[BEGIN Records for the task]

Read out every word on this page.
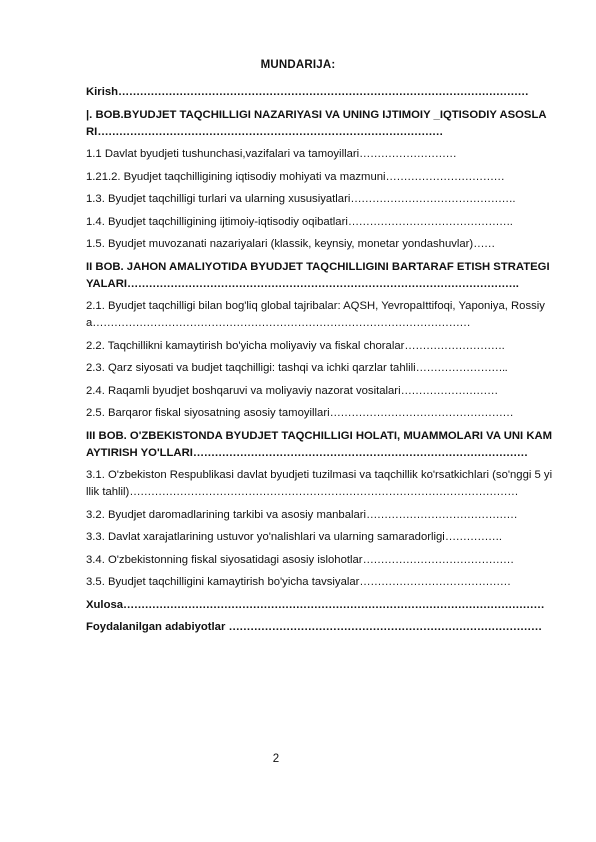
MUNDARIJA:
Kirish……………………………………………………………………………………………………
|. BOB.BYUDJET TAQCHILLIGI NAZARIYASI VA UNING IJTIMOIY _IQTISODIY ASOSLARI……………………………………………………………………………………
1.1 Davlat byudjeti tushunchasi,vazifalari va tamoyillari………………………
1.21.2. Byudjet taqchilligining iqtisodiy mohiyati va mazmuni……………………………
1.3. Byudjet taqchilligi turlari va ularning xususiyatlari……………………………………….
1.4. Byudjet taqchilligining ijtimoiy-iqtisodiy oqibatlari……………………………………….
1.5. Byudjet muvozanati nazariyalari (klassik, keynsiy, monetar yondashuvlar)……
II BOB. JAHON AMALIYOTIDA BYUDJET TAQCHILLIGINI BARTARAF ETISH STRATEGIYALARI……………………………………………………………………………………………….
2.1. Byudjet taqchilligi bilan bog'liq global tajribalar: AQSH, YevropaIttifoqi, Yaponiya, Rossiya……………………………………………………………………………………………
2.2. Taqchillikni kamaytirish bo'yicha moliyaviy va fiskal choralar……………………….
2.3. Qarz siyosati va budjet taqchilligi: tashqi va ichki qarzlar tahlili……………………..
2.4. Raqamli byudjet boshqaruvi va moliyaviy nazorat vositalari………………………
2.5. Barqaror fiskal siyosatning asosiy tamoyillari……………………………………………
III BOB. O'ZBEKISTONDA BYUDJET TAQCHILLIGI HOLATI, MUAMMOLARI VA UNI KAMAYTIRISH YO'LLARI…………………………………………………………………………………
3.1. O'zbekiston Respublikasi davlat byudjeti tuzilmasi va taqchillik ko'rsatkichlari (so'nggi 5 yillik tahlil)………………………………………………………………………………………………
3.2. Byudjet daromadlarining tarkibi va asosiy manbalari……………………………………
3.3. Davlat xarajatlarining ustuvor yo'nalishlari va ularning samaradorligi…………….
3.4. O'zbekistonning fiskal siyosatidagi asosiy islohotlar……………………………………
3.5. Byudjet taqchilligini kamaytirish bo'yicha tavsiyalar……………………………………
Xulosa………………………………………………………………………………………………………
Foydalanilgan adabiyotlar ……………………………………………………………………………
2
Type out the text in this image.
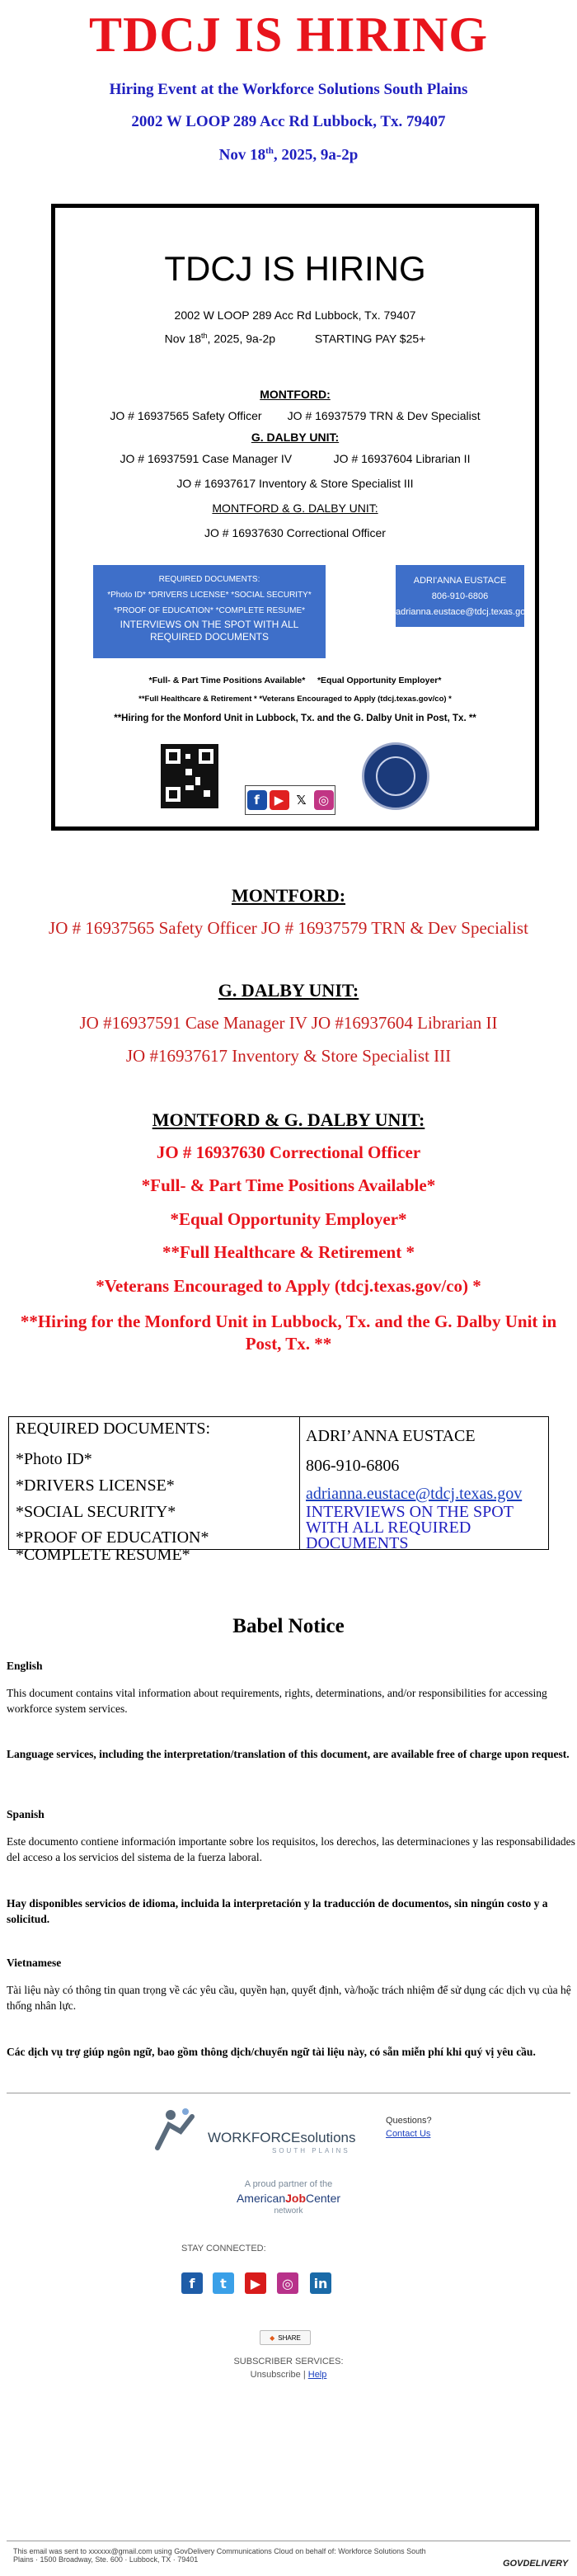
TDCJ IS HIRING
Hiring Event at the Workforce Solutions South Plains
2002 W LOOP 289 Acc Rd Lubbock, Tx. 79407
Nov 18th, 2025, 9a-2p
TDCJ IS HIRING
2002 W LOOP 289 Acc Rd Lubbock, Tx. 79407
Nov 18th, 2025, 9a-2p	STARTING PAY $25+
MONTFORD:
JO # 16937565 Safety Officer        JO # 16937579 TRN & Dev Specialist
G. DALBY UNIT:
JO # 16937591 Case Manager IV             JO # 16937604 Librarian II
JO # 16937617 Inventory & Store Specialist III
MONTFORD & G. DALBY UNIT:
JO # 16937630 Correctional Officer
REQUIRED DOCUMENTS:
*Photo ID* *DRIVERS LICENSE* *SOCIAL SECURITY*
*PROOF OF EDUCATION* *COMPLETE RESUME*
INTERVIEWS ON THE SPOT WITH ALL REQUIRED DOCUMENTS
ADRI'ANNA EUSTACE
806-910-6806
adrianna.eustace@tdcj.texas.gov
*Full- & Part Time Positions Available*     *Equal Opportunity Employer*
**Full Healthcare & Retirement * *Veterans Encouraged to Apply (tdcj.texas.gov/co) *
**Hiring for the Monford Unit in Lubbock, Tx. and the G. Dalby Unit in Post, Tx. **
f	▶	𝕏 ◎
MONTFORD:
JO # 16937565 Safety Officer JO # 16937579 TRN & Dev Specialist
G. DALBY UNIT:
JO #16937591 Case Manager IV JO #16937604 Librarian II
JO #16937617 Inventory & Store Specialist III
MONTFORD & G. DALBY UNIT:
JO # 16937630 Correctional Officer
*Full- & Part Time Positions Available*
*Equal Opportunity Employer*
**Full Healthcare & Retirement *
*Veterans Encouraged to Apply (tdcj.texas.gov/co) *
**Hiring for the Monford Unit in Lubbock, Tx. and the G. Dalby Unit in
Post, Tx. **
REQUIRED DOCUMENTS:
*Photo ID*
*DRIVERS LICENSE*
*SOCIAL SECURITY*
*PROOF OF EDUCATION*
*COMPLETE RESUME*
ADRI’ANNA EUSTACE
806-910-6806
adrianna.eustace@tdcj.texas.gov
INTERVIEWS ON THE SPOT
WITH ALL REQUIRED
DOCUMENTS
Babel Notice
English
This document contains vital information about requirements, rights, determinations, and/or responsibilities for accessing workforce system services.
Language services, including the interpretation/translation of this document, are available free of charge upon request.
Spanish
Este documento contiene información importante sobre los requisitos, los derechos, las determinaciones y las responsabilidades del acceso a los servicios del sistema de la fuerza laboral.
Hay disponibles servicios de idioma, incluida la interpretación y la traducción de documentos, sin ningún costo y a solicitud.
Vietnamese
Tài liệu này có thông tin quan trọng về các yêu cầu, quyền hạn, quyết định, và/hoặc trách nhiệm để sử dụng các dịch vụ của hệ thống nhân lực.
Các dịch vụ trợ giúp ngôn ngữ, bao gồm thông dịch/chuyển ngữ tài liệu này, có sẵn miễn phí khi quý vị yêu cầu.
WORKFORCEsolutions
SOUTH PLAINS
Questions?
Contact Us
A proud partner of the
AmericanJobCenter
network
STAY CONNECTED:
f	t	▶	◎	in
◆ SHARE
SUBSCRIBER SERVICES:
Unsubscribe | Help
This email was sent to xxxxxx@gmail.com using GovDelivery Communications Cloud on behalf of: Workforce Solutions South
Plains · 1500 Broadway, Ste. 600 · Lubbock, TX · 79401	GOVDELIVERY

[END Records for the task]

• **Task to complete**
Transcribe each line above verbatim, with the pictures left out.

• **Output of the task**
Read out every word on this page.
MUNDARIJA:
Kirish……………………………………………………………………………………………………
|. BOB.BYUDJET TAQCHILLIGI NAZARIYASI VA UNING IJTIMOIY _IQTISODIY ASOSLARI……………………………………………………………………………………
1.1 Davlat byudjeti tushunchasi,vazifalari va tamoyillari………………………
1.21.2. Byudjet taqchilligining iqtisodiy mohiyati va mazmuni……………………………
1.3. Byudjet taqchilligi turlari va ularning xususiyatlari……………………………………….
1.4. Byudjet taqchilligining ijtimoiy-iqtisodiy oqibatlari……………………………………….
1.5. Byudjet muvozanati nazariyalari (klassik, keynsiy, monetar yondashuvlar)……
II BOB. JAHON AMALIYOTIDA BYUDJET TAQCHILLIGINI BARTARAF ETISH STRATEGIYALARI……………………………………………………………………………………………….
2.1. Byudjet taqchilligi bilan bog'liq global tajribalar: AQSH, YevropaIttifoqi, Yaponiya, Rossiya……………………………………………………………………………………………
2.2. Taqchillikni kamaytirish bo'yicha moliyaviy va fiskal choralar……………………….
2.3. Qarz siyosati va budjet taqchilligi: tashqi va ichki qarzlar tahlili……………………..
2.4. Raqamli byudjet boshqaruvi va moliyaviy nazorat vositalari………………………
2.5. Barqaror fiskal siyosatning asosiy tamoyillari……………………………………………
III BOB. O'ZBEKISTONDA BYUDJET TAQCHILLIGI HOLATI, MUAMMOLARI VA UNI KAMAYTIRISH YO'LLARI…………………………………………………………………………………
3.1. O'zbekiston Respublikasi davlat byudjeti tuzilmasi va taqchillik ko'rsatkichlari (so'nggi 5 yillik tahlil)………………………………………………………………………………………………
3.2. Byudjet daromadlarining tarkibi va asosiy manbalari……………………………………
3.3. Davlat xarajatlarining ustuvor yo'nalishlari va ularning samaradorligi…………….
3.4. O'zbekistonning fiskal siyosatidagi asosiy islohotlar……………………………………
3.5. Byudjet taqchilligini kamaytirish bo'yicha tavsiyalar……………………………………
Xulosa………………………………………………………………………………………………………
Foydalanilgan adabiyotlar ……………………………………………………………………………
2
Type out the text in this image.
TDCJ IS HIRING
Hiring Event at the Workforce Solutions South Plains
2002 W LOOP 289 Acc Rd Lubbock, Tx. 79407
Nov 18th, 2025, 9a-2p
TDCJ IS HIRING
2002 W LOOP 289 Acc Rd Lubbock, Tx. 79407
Nov 18th, 2025, 9a-2p	STARTING PAY $25+
MONTFORD:
JO # 16937565 Safety Officer        JO # 16937579 TRN & Dev Specialist
G. DALBY UNIT:
JO # 16937591 Case Manager IV             JO # 16937604 Librarian II
JO # 16937617 Inventory & Store Specialist III
MONTFORD & G. DALBY UNIT:
JO # 16937630 Correctional Officer
REQUIRED DOCUMENTS:
*Photo ID* *DRIVERS LICENSE* *SOCIAL SECURITY*
*PROOF OF EDUCATION* *COMPLETE RESUME*
INTERVIEWS ON THE SPOT WITH ALL REQUIRED DOCUMENTS
ADRI'ANNA EUSTACE
806-910-6806
adrianna.eustace@tdcj.texas.gov
*Full- & Part Time Positions Available*     *Equal Opportunity Employer*
**Full Healthcare & Retirement * *Veterans Encouraged to Apply (tdcj.texas.gov/co) *
**Hiring for the Monford Unit in Lubbock, Tx. and the G. Dalby Unit in Post, Tx. **
f	▶	𝕏 ◎
MONTFORD:
JO # 16937565 Safety Officer JO # 16937579 TRN & Dev Specialist
G. DALBY UNIT:
JO #16937591 Case Manager IV JO #16937604 Librarian II
JO #16937617 Inventory & Store Specialist III
MONTFORD & G. DALBY UNIT:
JO # 16937630 Correctional Officer
*Full- & Part Time Positions Available*
*Equal Opportunity Employer*
**Full Healthcare & Retirement *
*Veterans Encouraged to Apply (tdcj.texas.gov/co) *
**Hiring for the Monford Unit in Lubbock, Tx. and the G. Dalby Unit in
Post, Tx. **
REQUIRED DOCUMENTS:
*Photo ID*
*DRIVERS LICENSE*
*SOCIAL SECURITY*
*PROOF OF EDUCATION*
*COMPLETE RESUME*
ADRI’ANNA EUSTACE
806-910-6806
adrianna.eustace@tdcj.texas.gov
INTERVIEWS ON THE SPOT
WITH ALL REQUIRED
DOCUMENTS
Babel Notice
English
This document contains vital information about requirements, rights, determinations, and/or responsibilities for accessing workforce system services.
Language services, including the interpretation/translation of this document, are available free of charge upon request.
Spanish
Este documento contiene información importante sobre los requisitos, los derechos, las determinaciones y las responsabilidades del acceso a los servicios del sistema de la fuerza laboral.
Hay disponibles servicios de idioma, incluida la interpretación y la traducción de documentos, sin ningún costo y a solicitud.
Vietnamese
Tài liệu này có thông tin quan trọng về các yêu cầu, quyền hạn, quyết định, và/hoặc trách nhiệm để sử dụng các dịch vụ của hệ thống nhân lực.
Các dịch vụ trợ giúp ngôn ngữ, bao gồm thông dịch/chuyển ngữ tài liệu này, có sẵn miễn phí khi quý vị yêu cầu.
WORKFORCEsolutions
SOUTH PLAINS
Questions?
Contact Us
A proud partner of the
AmericanJobCenter
network
STAY CONNECTED:
f	t	▶	◎	in
◆ SHARE
SUBSCRIBER SERVICES:
Unsubscribe | Help
This email was sent to xxxxxx@gmail.com using GovDelivery Communications Cloud on behalf of: Workforce Solutions South
Plains · 1500 Broadway, Ste. 600 · Lubbock, TX · 79401	GOVDELIVERY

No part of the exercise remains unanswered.